=== The records ===
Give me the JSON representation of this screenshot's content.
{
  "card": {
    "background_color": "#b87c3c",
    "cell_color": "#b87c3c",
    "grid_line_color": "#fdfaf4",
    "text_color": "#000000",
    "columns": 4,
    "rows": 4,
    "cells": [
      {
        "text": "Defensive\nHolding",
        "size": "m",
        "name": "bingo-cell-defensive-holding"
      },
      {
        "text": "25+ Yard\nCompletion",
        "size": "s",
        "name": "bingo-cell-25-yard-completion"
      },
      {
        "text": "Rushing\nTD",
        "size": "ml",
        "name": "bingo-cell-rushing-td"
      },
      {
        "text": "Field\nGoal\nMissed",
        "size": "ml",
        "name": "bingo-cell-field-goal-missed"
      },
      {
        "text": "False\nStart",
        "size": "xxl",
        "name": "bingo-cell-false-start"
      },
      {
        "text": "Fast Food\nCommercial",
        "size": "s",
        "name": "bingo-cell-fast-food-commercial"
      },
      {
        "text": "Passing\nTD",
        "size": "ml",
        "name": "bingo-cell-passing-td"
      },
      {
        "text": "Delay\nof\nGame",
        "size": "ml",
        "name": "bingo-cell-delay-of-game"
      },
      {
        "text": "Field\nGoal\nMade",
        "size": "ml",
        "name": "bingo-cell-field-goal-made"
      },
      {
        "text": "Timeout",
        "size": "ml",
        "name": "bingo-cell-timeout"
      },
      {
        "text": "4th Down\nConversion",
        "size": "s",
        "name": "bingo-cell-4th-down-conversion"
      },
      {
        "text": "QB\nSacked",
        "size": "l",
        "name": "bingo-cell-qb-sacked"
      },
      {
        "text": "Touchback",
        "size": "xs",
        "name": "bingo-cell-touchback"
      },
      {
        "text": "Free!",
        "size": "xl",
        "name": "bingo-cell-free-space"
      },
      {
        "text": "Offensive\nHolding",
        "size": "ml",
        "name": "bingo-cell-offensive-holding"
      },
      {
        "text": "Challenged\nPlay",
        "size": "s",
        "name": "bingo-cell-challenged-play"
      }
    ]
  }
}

=== Task description ===
Find the lines holding "nHolding" and list every one.

=== Output of the task ===
        "text": "Defensive\nHolding",
        "text": "Offensive\nHolding",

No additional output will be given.